◆ **Do this**: Each line that holds the word "width" counts once; give the total for the records below and nothing else.

BEGIN Data

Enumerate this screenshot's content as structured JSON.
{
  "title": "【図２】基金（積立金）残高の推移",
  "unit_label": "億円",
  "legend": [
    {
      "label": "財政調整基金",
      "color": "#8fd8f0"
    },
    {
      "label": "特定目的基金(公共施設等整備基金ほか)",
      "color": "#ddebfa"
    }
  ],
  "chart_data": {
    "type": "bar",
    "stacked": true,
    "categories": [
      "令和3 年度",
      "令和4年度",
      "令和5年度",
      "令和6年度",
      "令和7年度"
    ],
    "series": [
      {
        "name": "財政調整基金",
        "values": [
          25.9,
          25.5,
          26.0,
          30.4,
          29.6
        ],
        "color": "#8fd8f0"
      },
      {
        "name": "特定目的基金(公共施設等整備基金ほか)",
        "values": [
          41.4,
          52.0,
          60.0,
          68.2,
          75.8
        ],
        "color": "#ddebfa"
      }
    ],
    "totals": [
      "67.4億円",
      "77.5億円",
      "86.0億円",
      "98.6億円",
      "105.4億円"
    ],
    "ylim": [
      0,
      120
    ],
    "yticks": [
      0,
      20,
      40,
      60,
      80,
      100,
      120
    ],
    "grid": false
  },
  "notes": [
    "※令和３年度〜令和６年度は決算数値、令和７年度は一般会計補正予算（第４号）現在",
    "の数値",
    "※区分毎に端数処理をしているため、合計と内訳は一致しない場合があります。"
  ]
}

END Data
BEGIN Data

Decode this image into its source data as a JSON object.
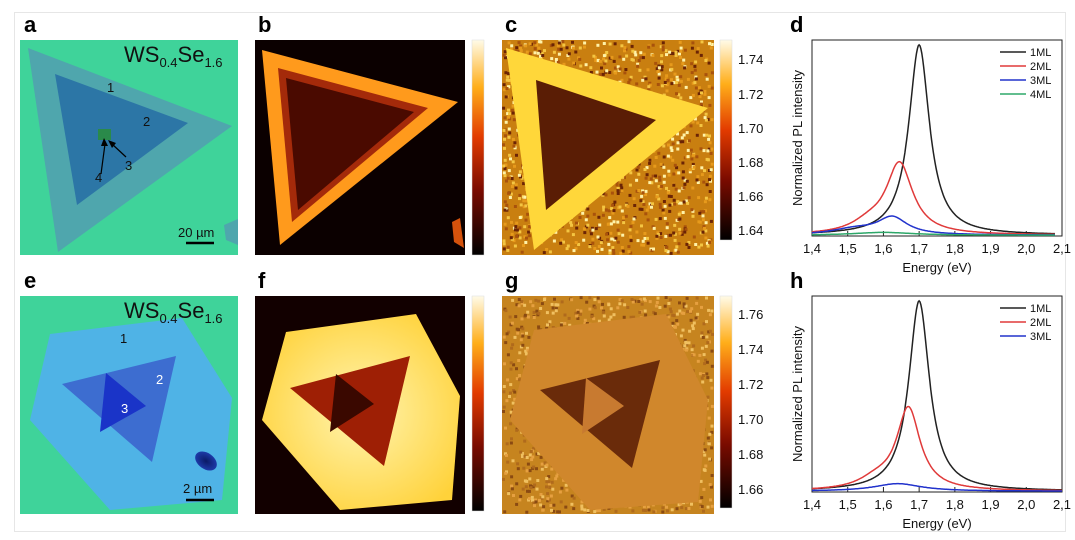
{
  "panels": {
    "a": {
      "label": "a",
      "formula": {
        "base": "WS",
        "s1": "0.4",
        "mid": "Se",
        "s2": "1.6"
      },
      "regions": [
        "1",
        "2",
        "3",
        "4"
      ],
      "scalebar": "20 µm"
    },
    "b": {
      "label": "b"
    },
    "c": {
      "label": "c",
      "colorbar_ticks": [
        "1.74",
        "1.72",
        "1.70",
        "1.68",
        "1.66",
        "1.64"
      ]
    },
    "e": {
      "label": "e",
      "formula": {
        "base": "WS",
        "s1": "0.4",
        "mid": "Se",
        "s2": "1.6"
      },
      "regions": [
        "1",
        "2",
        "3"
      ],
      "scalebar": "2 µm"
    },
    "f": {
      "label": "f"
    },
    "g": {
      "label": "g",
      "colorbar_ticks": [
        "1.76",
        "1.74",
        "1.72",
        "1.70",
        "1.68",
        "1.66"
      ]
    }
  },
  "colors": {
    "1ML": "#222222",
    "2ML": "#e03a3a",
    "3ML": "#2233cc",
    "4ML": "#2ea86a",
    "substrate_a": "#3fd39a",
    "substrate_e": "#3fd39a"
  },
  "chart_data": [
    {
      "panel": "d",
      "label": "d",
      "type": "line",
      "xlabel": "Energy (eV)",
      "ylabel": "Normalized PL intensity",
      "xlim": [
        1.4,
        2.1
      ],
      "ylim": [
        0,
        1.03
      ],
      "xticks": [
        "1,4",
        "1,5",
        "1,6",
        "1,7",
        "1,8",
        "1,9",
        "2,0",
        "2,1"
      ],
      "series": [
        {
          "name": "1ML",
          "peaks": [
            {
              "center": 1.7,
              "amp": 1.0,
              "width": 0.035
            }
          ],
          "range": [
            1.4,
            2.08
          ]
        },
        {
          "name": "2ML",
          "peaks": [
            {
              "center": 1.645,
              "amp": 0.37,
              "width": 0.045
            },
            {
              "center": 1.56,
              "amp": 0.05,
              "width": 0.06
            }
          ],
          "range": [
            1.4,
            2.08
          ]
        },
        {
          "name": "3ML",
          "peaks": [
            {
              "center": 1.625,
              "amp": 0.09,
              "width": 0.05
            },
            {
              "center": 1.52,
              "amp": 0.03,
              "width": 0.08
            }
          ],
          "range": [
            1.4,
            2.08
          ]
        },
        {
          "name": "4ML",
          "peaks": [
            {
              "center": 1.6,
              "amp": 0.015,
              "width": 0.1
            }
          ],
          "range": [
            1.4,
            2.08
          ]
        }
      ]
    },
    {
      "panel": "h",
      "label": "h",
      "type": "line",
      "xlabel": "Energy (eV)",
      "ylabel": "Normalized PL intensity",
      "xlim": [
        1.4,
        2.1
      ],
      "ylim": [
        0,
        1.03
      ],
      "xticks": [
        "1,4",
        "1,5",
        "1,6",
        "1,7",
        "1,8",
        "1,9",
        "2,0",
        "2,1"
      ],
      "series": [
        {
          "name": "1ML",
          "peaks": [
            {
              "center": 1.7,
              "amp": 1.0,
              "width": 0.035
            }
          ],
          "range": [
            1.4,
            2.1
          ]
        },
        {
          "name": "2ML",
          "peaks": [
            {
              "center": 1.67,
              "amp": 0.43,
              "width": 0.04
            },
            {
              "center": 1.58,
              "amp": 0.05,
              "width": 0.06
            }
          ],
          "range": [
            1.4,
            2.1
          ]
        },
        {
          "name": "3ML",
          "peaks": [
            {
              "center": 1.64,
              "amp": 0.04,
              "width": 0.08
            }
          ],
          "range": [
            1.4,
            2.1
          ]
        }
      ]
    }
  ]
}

END Data

◆ **Written answer**: 10